__Written request__. Review the lines that follow and copy each one that contains the word "основании".

__Supplied records__.
►
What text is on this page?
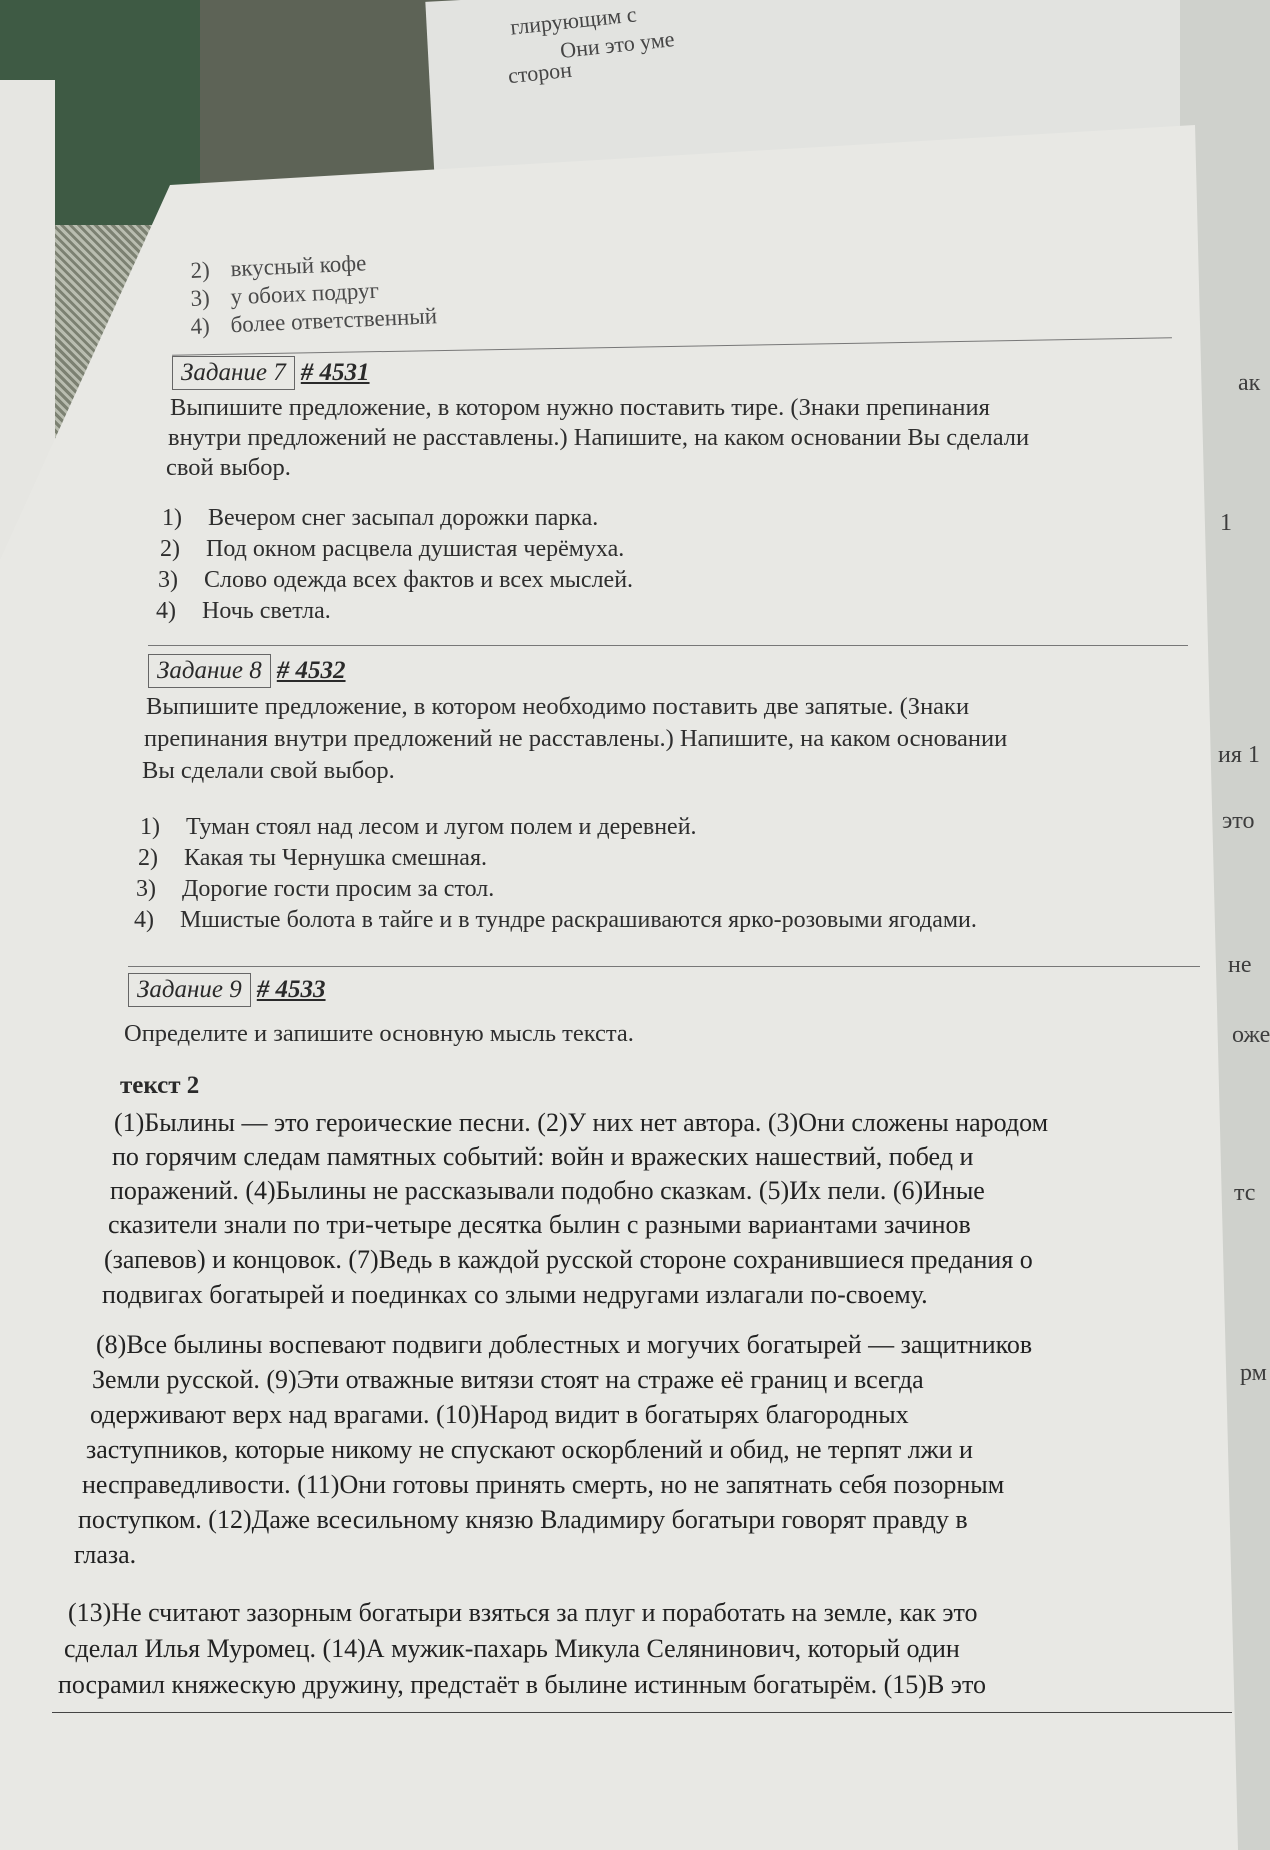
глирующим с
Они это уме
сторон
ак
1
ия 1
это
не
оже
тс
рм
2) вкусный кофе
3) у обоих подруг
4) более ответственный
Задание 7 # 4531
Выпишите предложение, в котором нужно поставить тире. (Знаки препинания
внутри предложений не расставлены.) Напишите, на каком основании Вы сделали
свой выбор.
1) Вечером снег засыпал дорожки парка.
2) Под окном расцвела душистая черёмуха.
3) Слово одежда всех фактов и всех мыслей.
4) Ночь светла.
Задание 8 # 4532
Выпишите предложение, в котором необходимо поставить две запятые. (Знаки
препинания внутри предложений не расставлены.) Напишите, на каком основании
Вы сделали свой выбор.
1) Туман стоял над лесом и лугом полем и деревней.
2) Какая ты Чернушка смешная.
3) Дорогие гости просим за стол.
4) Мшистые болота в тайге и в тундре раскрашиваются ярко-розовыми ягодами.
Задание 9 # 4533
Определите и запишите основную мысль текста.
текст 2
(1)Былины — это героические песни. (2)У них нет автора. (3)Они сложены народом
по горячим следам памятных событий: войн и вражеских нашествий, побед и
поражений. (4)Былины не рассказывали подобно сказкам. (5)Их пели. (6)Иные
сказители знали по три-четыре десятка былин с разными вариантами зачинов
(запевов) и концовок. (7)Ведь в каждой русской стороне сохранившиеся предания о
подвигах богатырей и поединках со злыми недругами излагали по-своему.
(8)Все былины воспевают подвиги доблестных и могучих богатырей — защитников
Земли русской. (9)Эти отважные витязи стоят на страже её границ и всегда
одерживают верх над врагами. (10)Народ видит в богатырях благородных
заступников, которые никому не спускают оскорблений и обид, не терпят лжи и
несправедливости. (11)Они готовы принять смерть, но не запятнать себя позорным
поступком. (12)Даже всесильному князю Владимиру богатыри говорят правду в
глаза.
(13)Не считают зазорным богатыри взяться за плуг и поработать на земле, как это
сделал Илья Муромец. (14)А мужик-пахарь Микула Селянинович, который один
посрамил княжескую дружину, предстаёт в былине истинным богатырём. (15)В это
◄
►
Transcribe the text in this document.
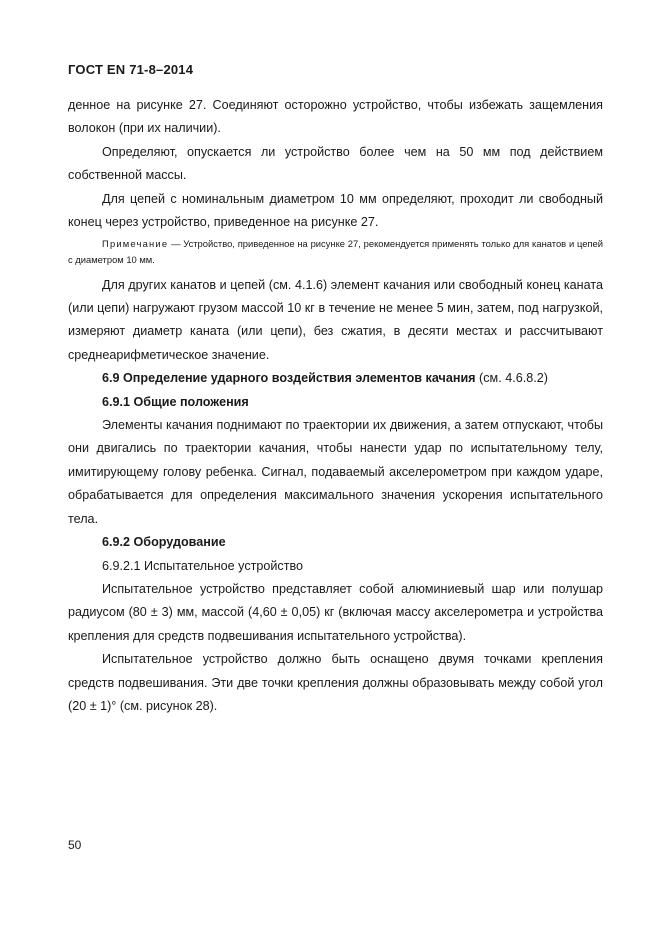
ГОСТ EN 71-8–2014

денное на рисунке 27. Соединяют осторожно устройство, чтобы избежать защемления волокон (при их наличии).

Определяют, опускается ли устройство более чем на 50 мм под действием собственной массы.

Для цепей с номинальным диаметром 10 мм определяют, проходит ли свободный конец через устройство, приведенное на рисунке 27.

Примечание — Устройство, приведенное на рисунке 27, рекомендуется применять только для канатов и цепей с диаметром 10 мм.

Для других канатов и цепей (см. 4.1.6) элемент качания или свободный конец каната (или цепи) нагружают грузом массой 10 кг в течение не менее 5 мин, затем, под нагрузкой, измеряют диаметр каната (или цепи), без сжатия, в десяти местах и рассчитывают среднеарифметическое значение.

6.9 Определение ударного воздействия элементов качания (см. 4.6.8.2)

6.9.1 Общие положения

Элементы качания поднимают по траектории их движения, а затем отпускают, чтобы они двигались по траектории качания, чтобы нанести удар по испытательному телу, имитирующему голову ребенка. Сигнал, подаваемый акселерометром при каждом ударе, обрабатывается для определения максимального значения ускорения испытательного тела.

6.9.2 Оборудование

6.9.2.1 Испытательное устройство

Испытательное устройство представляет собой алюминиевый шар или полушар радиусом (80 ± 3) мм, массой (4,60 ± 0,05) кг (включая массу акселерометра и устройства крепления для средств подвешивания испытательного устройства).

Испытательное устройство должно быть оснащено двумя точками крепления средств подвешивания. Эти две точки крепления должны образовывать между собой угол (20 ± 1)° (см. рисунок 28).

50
◄
__Correct output__.
внутри предложений не расставлены.) Напишите, на каком основании Вы сделали
препинания внутри предложений не расставлены.) Напишите, на каком основании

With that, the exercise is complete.